(Dataset records on visual material)
%%

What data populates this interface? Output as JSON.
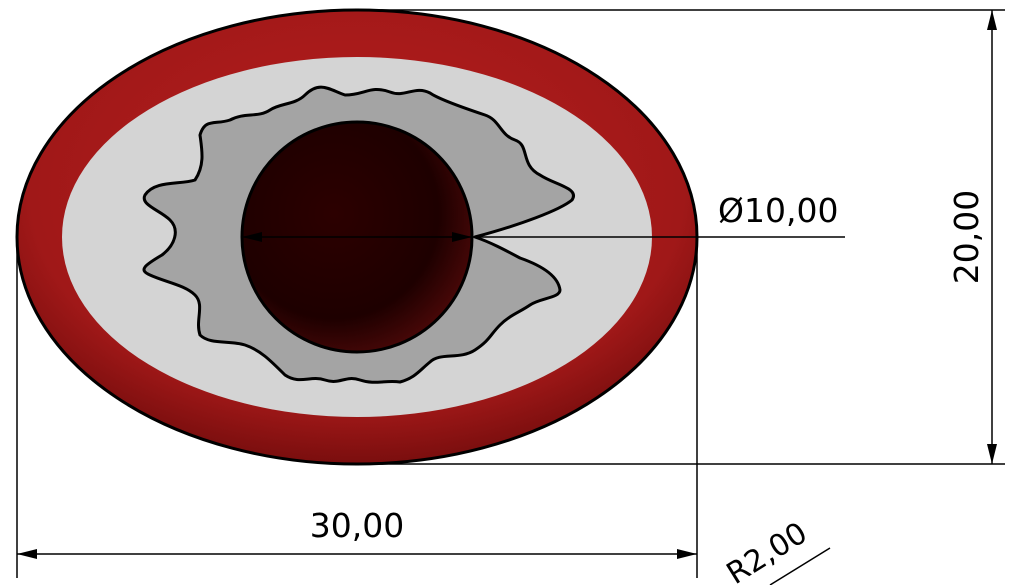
{
  "dimensions": {
    "diameter": "Ø10,00",
    "height": "20,00",
    "width": "30,00",
    "radius": "R2,00"
  },
  "colors": {
    "outer_ring": "#a01818",
    "outer_ring_dark": "#6e0c0c",
    "inner_field": "#d4d4d4",
    "gear_fill": "#a4a4a4",
    "hole_fill": "#2a0000",
    "line": "#000000",
    "background": "#ffffff"
  }
}
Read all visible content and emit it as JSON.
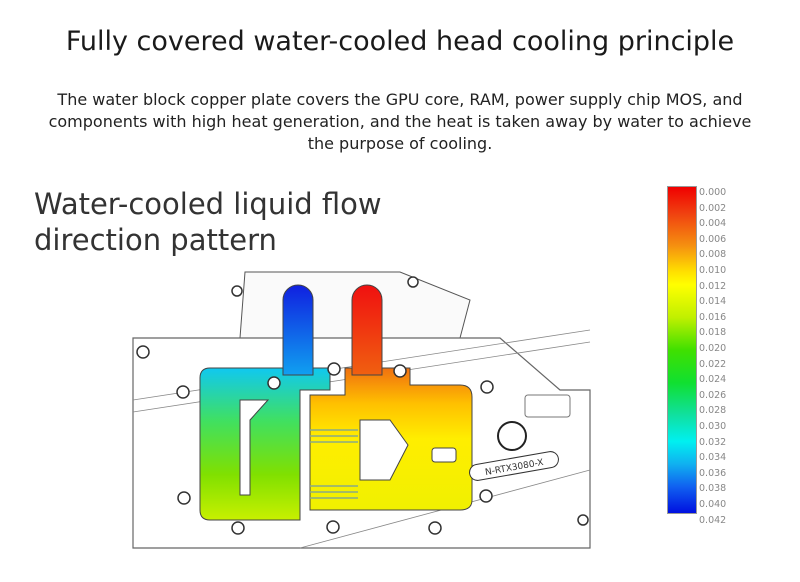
{
  "title": "Fully covered water-cooled head cooling principle",
  "description": "The water block copper plate covers the GPU core, RAM, power supply chip MOS, and components with high heat generation, and the heat is taken away by water to achieve the purpose of cooling.",
  "heading_line1": "Water-cooled liquid flow",
  "heading_line2": "direction pattern",
  "block_label": "N-RTX3080-X",
  "legend": {
    "labels": [
      "0.000",
      "0.002",
      "0.004",
      "0.006",
      "0.008",
      "0.010",
      "0.012",
      "0.014",
      "0.016",
      "0.018",
      "0.020",
      "0.022",
      "0.024",
      "0.026",
      "0.028",
      "0.030",
      "0.032",
      "0.034",
      "0.036",
      "0.038",
      "0.040",
      "0.042"
    ],
    "colors": {
      "low": "#f00000",
      "mid": "#20e020",
      "high": "#0010e0"
    }
  },
  "ports": {
    "inlet_color": "#1030f0",
    "outlet_color": "#f01010"
  }
}
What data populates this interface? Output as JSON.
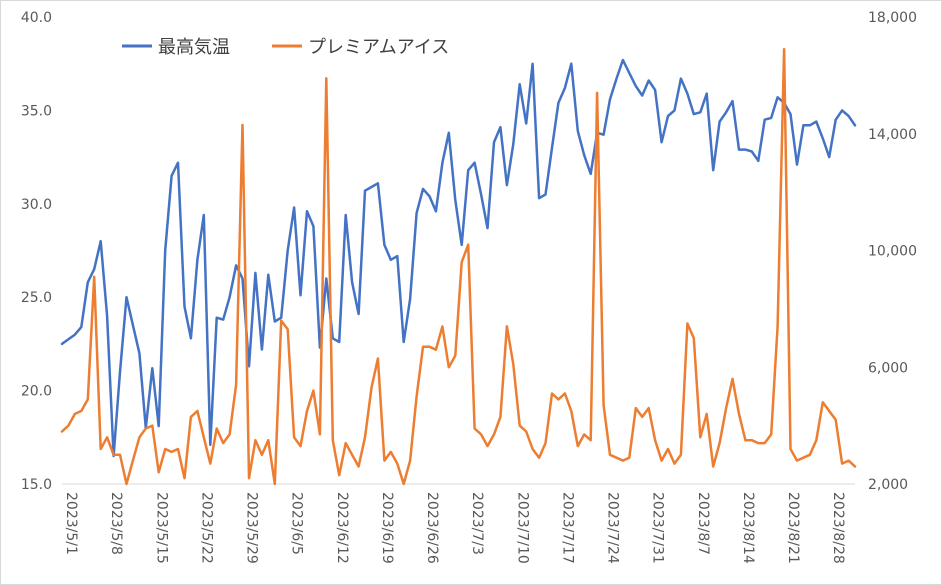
{
  "chart_data": {
    "type": "line",
    "title": "",
    "legend_position": "top-left",
    "grid": false,
    "x_tick_labels": [
      "2023/5/1",
      "2023/5/8",
      "2023/5/15",
      "2023/5/22",
      "2023/5/29",
      "2023/6/5",
      "2023/6/12",
      "2023/6/19",
      "2023/6/26",
      "2023/7/3",
      "2023/7/10",
      "2023/7/17",
      "2023/7/24",
      "2023/7/31",
      "2023/8/7",
      "2023/8/14",
      "2023/8/21",
      "2023/8/28"
    ],
    "x_day_start": 0,
    "x_day_end": 123,
    "y_left": {
      "min": 15,
      "max": 40,
      "ticks": [
        "15.0",
        "20.0",
        "25.0",
        "30.0",
        "35.0",
        "40.0"
      ]
    },
    "y_right": {
      "min": 2000,
      "max": 18000,
      "ticks": [
        "2,000",
        "6,000",
        "10,000",
        "14,000",
        "18,000"
      ]
    },
    "series": [
      {
        "name": "最高気温",
        "axis": "left",
        "color": "#4472C4",
        "points": [
          [
            0,
            22.5
          ],
          [
            2,
            23.0
          ],
          [
            3,
            23.4
          ],
          [
            4,
            25.8
          ],
          [
            5,
            26.5
          ],
          [
            6,
            28.0
          ],
          [
            7,
            24.0
          ],
          [
            8,
            16.5
          ],
          [
            9,
            21.0
          ],
          [
            10,
            25.0
          ],
          [
            11,
            23.5
          ],
          [
            12,
            22.0
          ],
          [
            13,
            18.0
          ],
          [
            14,
            21.2
          ],
          [
            15,
            18.1
          ],
          [
            16,
            27.5
          ],
          [
            17,
            31.5
          ],
          [
            18,
            32.2
          ],
          [
            19,
            24.5
          ],
          [
            20,
            22.8
          ],
          [
            21,
            27.0
          ],
          [
            22,
            29.4
          ],
          [
            23,
            17.1
          ],
          [
            24,
            23.9
          ],
          [
            25,
            23.8
          ],
          [
            26,
            25.0
          ],
          [
            27,
            26.7
          ],
          [
            28,
            26.0
          ],
          [
            29,
            21.3
          ],
          [
            30,
            26.3
          ],
          [
            31,
            22.2
          ],
          [
            32,
            26.2
          ],
          [
            33,
            23.7
          ],
          [
            34,
            23.9
          ],
          [
            35,
            27.5
          ],
          [
            36,
            29.8
          ],
          [
            37,
            25.1
          ],
          [
            38,
            29.6
          ],
          [
            39,
            28.8
          ],
          [
            40,
            22.3
          ],
          [
            41,
            26.0
          ],
          [
            42,
            22.8
          ],
          [
            43,
            22.6
          ],
          [
            44,
            29.4
          ],
          [
            45,
            25.8
          ],
          [
            46,
            24.1
          ],
          [
            47,
            30.7
          ],
          [
            48,
            30.9
          ],
          [
            49,
            31.1
          ],
          [
            50,
            27.8
          ],
          [
            51,
            27.0
          ],
          [
            52,
            27.2
          ],
          [
            53,
            22.6
          ],
          [
            54,
            24.9
          ],
          [
            55,
            29.5
          ],
          [
            56,
            30.8
          ],
          [
            57,
            30.4
          ],
          [
            58,
            29.6
          ],
          [
            59,
            32.2
          ],
          [
            60,
            33.8
          ],
          [
            61,
            30.2
          ],
          [
            62,
            27.8
          ],
          [
            63,
            31.8
          ],
          [
            64,
            32.2
          ],
          [
            65,
            30.5
          ],
          [
            66,
            28.7
          ],
          [
            67,
            33.3
          ],
          [
            68,
            34.1
          ],
          [
            69,
            31.0
          ],
          [
            70,
            33.2
          ],
          [
            71,
            36.4
          ],
          [
            72,
            34.3
          ],
          [
            73,
            37.5
          ],
          [
            74,
            30.3
          ],
          [
            75,
            30.5
          ],
          [
            76,
            33.0
          ],
          [
            77,
            35.4
          ],
          [
            78,
            36.2
          ],
          [
            79,
            37.5
          ],
          [
            80,
            33.9
          ],
          [
            81,
            32.6
          ],
          [
            82,
            31.6
          ],
          [
            83,
            33.8
          ],
          [
            84,
            33.7
          ],
          [
            85,
            35.6
          ],
          [
            86,
            36.7
          ],
          [
            87,
            37.7
          ],
          [
            88,
            37.0
          ],
          [
            89,
            36.3
          ],
          [
            90,
            35.8
          ],
          [
            91,
            36.6
          ],
          [
            92,
            36.1
          ],
          [
            93,
            33.3
          ],
          [
            94,
            34.7
          ],
          [
            95,
            35.0
          ],
          [
            96,
            36.7
          ],
          [
            97,
            35.9
          ],
          [
            98,
            34.8
          ],
          [
            99,
            34.9
          ],
          [
            100,
            35.9
          ],
          [
            101,
            31.8
          ],
          [
            102,
            34.4
          ],
          [
            103,
            34.9
          ],
          [
            104,
            35.5
          ],
          [
            105,
            32.9
          ],
          [
            106,
            32.9
          ],
          [
            107,
            32.8
          ],
          [
            108,
            32.3
          ],
          [
            109,
            34.5
          ],
          [
            110,
            34.6
          ],
          [
            111,
            35.7
          ],
          [
            112,
            35.4
          ],
          [
            113,
            34.8
          ],
          [
            114,
            32.1
          ],
          [
            115,
            34.2
          ],
          [
            116,
            34.2
          ],
          [
            117,
            34.4
          ],
          [
            118,
            33.5
          ],
          [
            119,
            32.5
          ],
          [
            120,
            34.5
          ],
          [
            121,
            35.0
          ],
          [
            122,
            34.7
          ],
          [
            123,
            34.2
          ]
        ]
      },
      {
        "name": "プレミアムアイス",
        "axis": "right",
        "color": "#ED7D31",
        "points": [
          [
            0,
            3800
          ],
          [
            1,
            4000
          ],
          [
            2,
            4400
          ],
          [
            3,
            4500
          ],
          [
            4,
            4900
          ],
          [
            5,
            9100
          ],
          [
            6,
            3200
          ],
          [
            7,
            3600
          ],
          [
            8,
            3000
          ],
          [
            9,
            3000
          ],
          [
            10,
            2000
          ],
          [
            11,
            2800
          ],
          [
            12,
            3600
          ],
          [
            13,
            3900
          ],
          [
            14,
            4000
          ],
          [
            15,
            2400
          ],
          [
            16,
            3200
          ],
          [
            17,
            3100
          ],
          [
            18,
            3200
          ],
          [
            19,
            2200
          ],
          [
            20,
            4300
          ],
          [
            21,
            4500
          ],
          [
            22,
            3600
          ],
          [
            23,
            2700
          ],
          [
            24,
            3900
          ],
          [
            25,
            3400
          ],
          [
            26,
            3700
          ],
          [
            27,
            5400
          ],
          [
            28,
            14300
          ],
          [
            29,
            2200
          ],
          [
            30,
            3500
          ],
          [
            31,
            3000
          ],
          [
            32,
            3500
          ],
          [
            33,
            2000
          ],
          [
            34,
            7600
          ],
          [
            35,
            7300
          ],
          [
            36,
            3600
          ],
          [
            37,
            3300
          ],
          [
            38,
            4500
          ],
          [
            39,
            5200
          ],
          [
            40,
            3700
          ],
          [
            41,
            15900
          ],
          [
            42,
            3500
          ],
          [
            43,
            2300
          ],
          [
            44,
            3400
          ],
          [
            45,
            3000
          ],
          [
            46,
            2600
          ],
          [
            47,
            3600
          ],
          [
            48,
            5300
          ],
          [
            49,
            6300
          ],
          [
            50,
            2800
          ],
          [
            51,
            3100
          ],
          [
            52,
            2700
          ],
          [
            53,
            2000
          ],
          [
            54,
            2800
          ],
          [
            55,
            5000
          ],
          [
            56,
            6700
          ],
          [
            57,
            6700
          ],
          [
            58,
            6600
          ],
          [
            59,
            7400
          ],
          [
            60,
            6000
          ],
          [
            61,
            6400
          ],
          [
            62,
            9600
          ],
          [
            63,
            10200
          ],
          [
            64,
            3900
          ],
          [
            65,
            3700
          ],
          [
            66,
            3300
          ],
          [
            67,
            3700
          ],
          [
            68,
            4300
          ],
          [
            69,
            7400
          ],
          [
            70,
            6100
          ],
          [
            71,
            4000
          ],
          [
            72,
            3800
          ],
          [
            73,
            3200
          ],
          [
            74,
            2900
          ],
          [
            75,
            3400
          ],
          [
            76,
            5100
          ],
          [
            77,
            4900
          ],
          [
            78,
            5100
          ],
          [
            79,
            4500
          ],
          [
            80,
            3300
          ],
          [
            81,
            3700
          ],
          [
            82,
            3500
          ],
          [
            83,
            15400
          ],
          [
            84,
            4700
          ],
          [
            85,
            3000
          ],
          [
            86,
            2900
          ],
          [
            87,
            2800
          ],
          [
            88,
            2900
          ],
          [
            89,
            4600
          ],
          [
            90,
            4300
          ],
          [
            91,
            4600
          ],
          [
            92,
            3500
          ],
          [
            93,
            2800
          ],
          [
            94,
            3200
          ],
          [
            95,
            2700
          ],
          [
            96,
            3000
          ],
          [
            97,
            7500
          ],
          [
            98,
            7000
          ],
          [
            99,
            3600
          ],
          [
            100,
            4400
          ],
          [
            101,
            2600
          ],
          [
            102,
            3400
          ],
          [
            103,
            4600
          ],
          [
            104,
            5600
          ],
          [
            105,
            4400
          ],
          [
            106,
            3500
          ],
          [
            107,
            3500
          ],
          [
            108,
            3400
          ],
          [
            109,
            3400
          ],
          [
            110,
            3700
          ],
          [
            111,
            7400
          ],
          [
            112,
            16900
          ],
          [
            113,
            3200
          ],
          [
            114,
            2800
          ],
          [
            115,
            2900
          ],
          [
            116,
            3000
          ],
          [
            117,
            3500
          ],
          [
            118,
            4800
          ],
          [
            119,
            4500
          ],
          [
            120,
            4200
          ],
          [
            121,
            2700
          ],
          [
            122,
            2800
          ],
          [
            123,
            2600
          ]
        ]
      }
    ]
  }
}
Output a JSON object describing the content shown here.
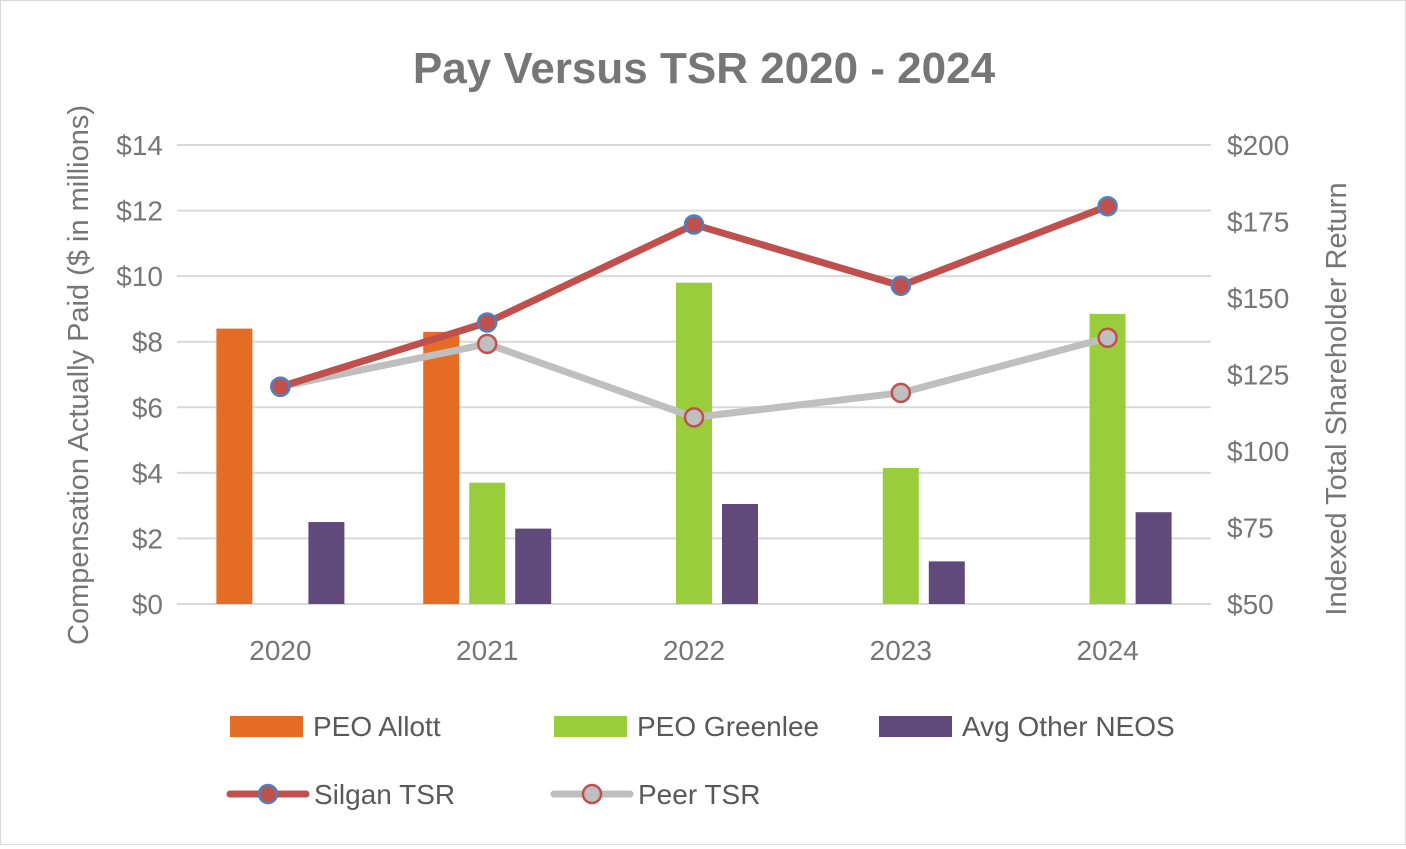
{
  "chart_data": {
    "type": "bar",
    "title": "Pay Versus TSR 2020 - 2024",
    "categories": [
      "2020",
      "2021",
      "2022",
      "2023",
      "2024"
    ],
    "ylabel": "Compensation Actually Paid ($ in millions)",
    "y2label": "Indexed Total Shareholder Return",
    "ylim": [
      0,
      14
    ],
    "y2lim": [
      50,
      200
    ],
    "yticks": [
      "$0",
      "$2",
      "$4",
      "$6",
      "$8",
      "$10",
      "$12",
      "$14"
    ],
    "y2ticks": [
      "$50",
      "$75",
      "$100",
      "$125",
      "$150",
      "$175",
      "$200"
    ],
    "grid": true,
    "legend_position": "bottom",
    "bar_series": [
      {
        "name": "PEO Allott",
        "color": "#e46c25",
        "values": [
          8.4,
          8.3,
          null,
          null,
          null
        ]
      },
      {
        "name": "PEO Greenlee",
        "color": "#9acd3c",
        "values": [
          null,
          3.7,
          9.8,
          4.15,
          8.85
        ]
      },
      {
        "name": "Avg Other NEOS",
        "color": "#604a7b",
        "values": [
          2.5,
          2.3,
          3.05,
          1.3,
          2.8
        ]
      }
    ],
    "line_series": [
      {
        "name": "Silgan TSR",
        "color": "#c0504d",
        "marker_fill": "#c0504d",
        "marker_edge": "#4f81bd",
        "axis": "right",
        "values": [
          121,
          142,
          174,
          154,
          180
        ]
      },
      {
        "name": "Peer TSR",
        "color": "#bfbfbf",
        "marker_fill": "#bfbfbf",
        "marker_edge": "#c0504d",
        "axis": "right",
        "values": [
          121,
          135,
          111,
          119,
          137
        ]
      }
    ]
  }
}
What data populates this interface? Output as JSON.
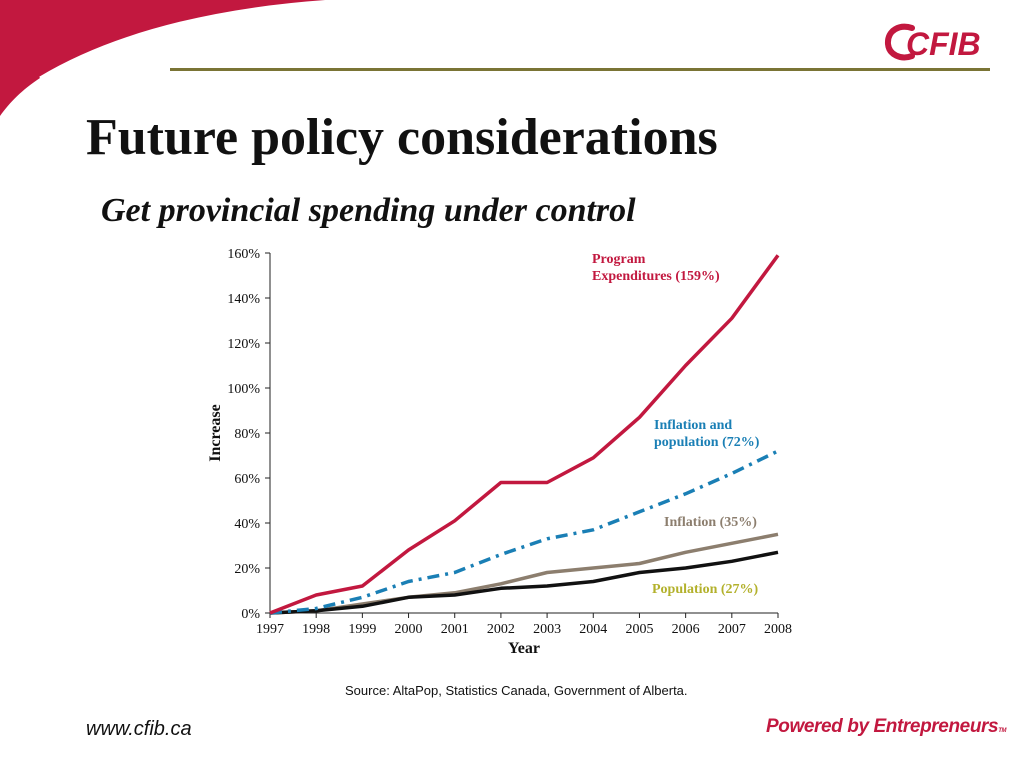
{
  "brand": {
    "logo_text": "CFIB",
    "website": "www.cfib.ca",
    "tagline": "Powered by Entrepreneurs",
    "tagline_mark": "TM",
    "accent_color": "#c2183f",
    "rule_color": "#7a7435"
  },
  "slide": {
    "title": "Future policy considerations",
    "subtitle": "Get provincial spending under control",
    "source": "Source: AltaPop, Statistics Canada, Government of Alberta."
  },
  "chart_data": {
    "type": "line",
    "xlabel": "Year",
    "ylabel": "Increase",
    "ylim": [
      0,
      1.6
    ],
    "grid": false,
    "x": [
      "1997",
      "1998",
      "1999",
      "2000",
      "2001",
      "2002",
      "2003",
      "2004",
      "2005",
      "2006",
      "2007",
      "2008"
    ],
    "y_ticks": [
      0,
      0.2,
      0.4,
      0.6,
      0.8,
      1.0,
      1.2,
      1.4,
      1.6
    ],
    "y_tick_labels": [
      "0%",
      "20%",
      "40%",
      "60%",
      "80%",
      "100%",
      "120%",
      "140%",
      "160%"
    ],
    "series": [
      {
        "name": "Program Expenditures (159%)",
        "label_lines": [
          "Program",
          "Expenditures (159%)"
        ],
        "color": "#c2183f",
        "style": "solid",
        "values": [
          0,
          0.08,
          0.12,
          0.28,
          0.41,
          0.58,
          0.58,
          0.69,
          0.87,
          1.1,
          1.31,
          1.59
        ]
      },
      {
        "name": "Inflation and population (72%)",
        "label_lines": [
          "Inflation and",
          "population (72%)"
        ],
        "color": "#1a7fb5",
        "style": "dashdot",
        "values": [
          0,
          0.02,
          0.07,
          0.14,
          0.18,
          0.26,
          0.33,
          0.37,
          0.45,
          0.53,
          0.62,
          0.72
        ]
      },
      {
        "name": "Inflation (35%)",
        "label_lines": [
          "Inflation (35%)"
        ],
        "color": "#8c7e6e",
        "style": "solid",
        "values": [
          0,
          0.01,
          0.04,
          0.07,
          0.09,
          0.13,
          0.18,
          0.2,
          0.22,
          0.27,
          0.31,
          0.35
        ]
      },
      {
        "name": "Population (27%)",
        "label_lines": [
          "Population (27%)"
        ],
        "label_color": "#b3b12c",
        "color": "#111111",
        "style": "solid",
        "values": [
          0,
          0.01,
          0.03,
          0.07,
          0.08,
          0.11,
          0.12,
          0.14,
          0.18,
          0.2,
          0.23,
          0.27
        ]
      }
    ]
  }
}
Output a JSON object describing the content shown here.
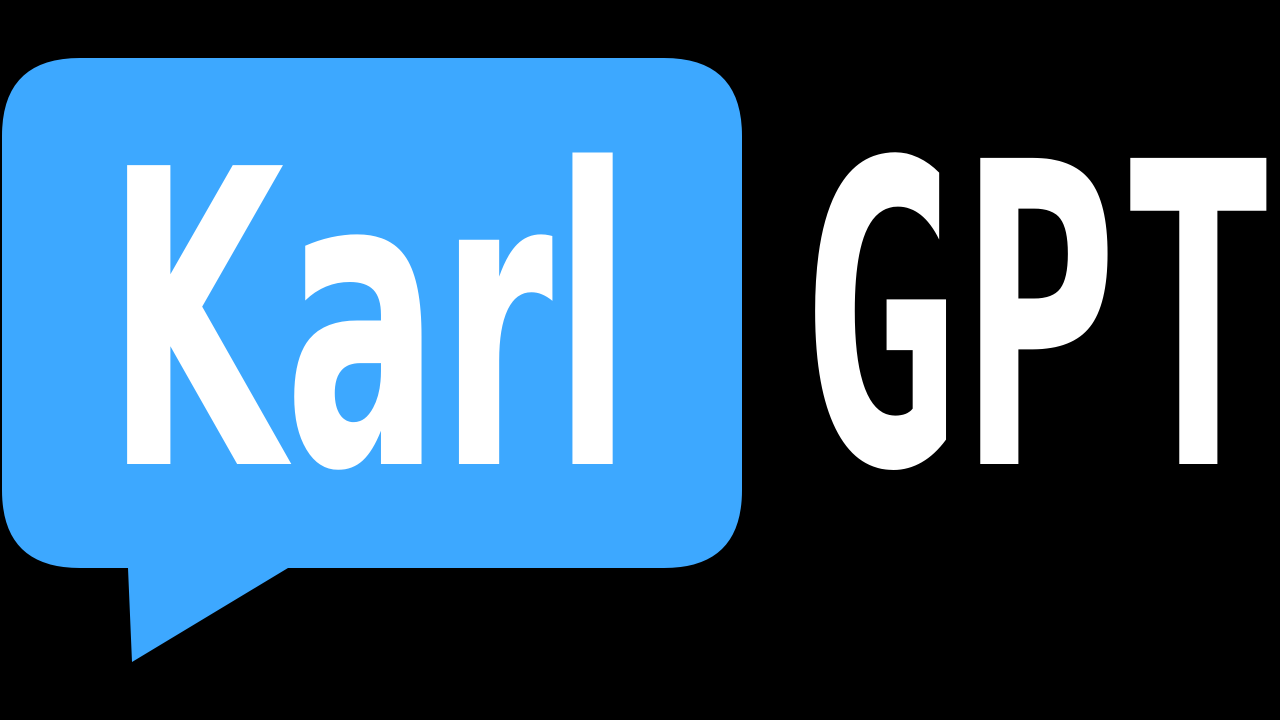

%%

#### What you should do
Reproduce each line of the material containing the word "cooling".

#### Exercise solution
  "title": "Fully covered water-cooled head cooling principle",
  "description": "The water block copper plate covers the GPU core, RAM, power supply chip MOS, and components with high heat generation, and the heat is taken away by water to achieve the purpose of cooling.",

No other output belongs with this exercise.